§ **REQUIREMENT**: Can you rename "honeycomb filter structure" to "honeycomb filter body" throughout the entries below and return their lines otherwise unchanged, omitting the pictures?

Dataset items
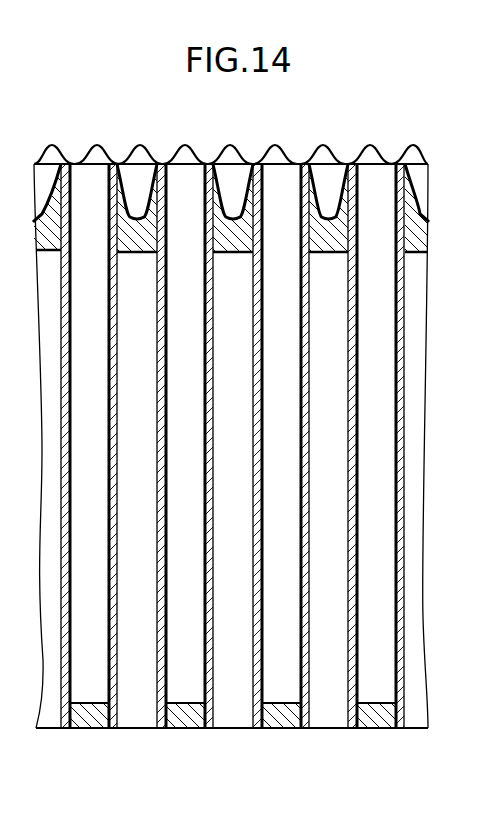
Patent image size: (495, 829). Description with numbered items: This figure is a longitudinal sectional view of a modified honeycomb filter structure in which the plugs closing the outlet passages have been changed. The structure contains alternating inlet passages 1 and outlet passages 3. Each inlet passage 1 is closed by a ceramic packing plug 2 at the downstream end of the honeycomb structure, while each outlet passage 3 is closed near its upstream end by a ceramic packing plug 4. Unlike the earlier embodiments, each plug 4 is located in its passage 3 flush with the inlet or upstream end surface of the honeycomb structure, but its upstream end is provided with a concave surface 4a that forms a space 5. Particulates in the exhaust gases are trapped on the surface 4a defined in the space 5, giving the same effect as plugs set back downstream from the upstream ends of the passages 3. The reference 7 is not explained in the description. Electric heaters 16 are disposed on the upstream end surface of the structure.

The inlet passage 1 is at (387, 317).
The ceramic packing plug 2 is at (370, 730).
The outlet passage 3 is at (333, 370).
The ceramic packing plug 4 is at (262, 222).
The concave surface 4a is at (248, 242).
The space 5 is at (227, 177).
The side wall film 7 is at (402, 523).
The electric heater 16 is at (371, 144).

§ **CORRECT ANSWER**:
Patent image size: (495, 829). Description with numbered items: This figure is a longitudinal sectional view of a modified honeycomb filter body in which the plugs closing the outlet passages have been changed. The structure contains alternating inlet passages 1 and outlet passages 3. Each inlet passage 1 is closed by a ceramic packing plug 2 at the downstream end of the honeycomb structure, while each outlet passage 3 is closed near its upstream end by a ceramic packing plug 4. Unlike the earlier embodiments, each plug 4 is located in its passage 3 flush with the inlet or upstream end surface of the honeycomb structure, but its upstream end is provided with a concave surface 4a that forms a space 5. Particulates in the exhaust gases are trapped on the surface 4a defined in the space 5, giving the same effect as plugs set back downstream from the upstream ends of the passages 3. The reference 7 is not explained in the description. Electric heaters 16 are disposed on the upstream end surface of the structure.

The inlet passage 1 is at (387, 317).
The ceramic packing plug 2 is at (370, 730).
The outlet passage 3 is at (333, 370).
The ceramic packing plug 4 is at (262, 222).
The concave surface 4a is at (248, 242).
The space 5 is at (227, 177).
The side wall film 7 is at (402, 523).
The electric heater 16 is at (371, 144).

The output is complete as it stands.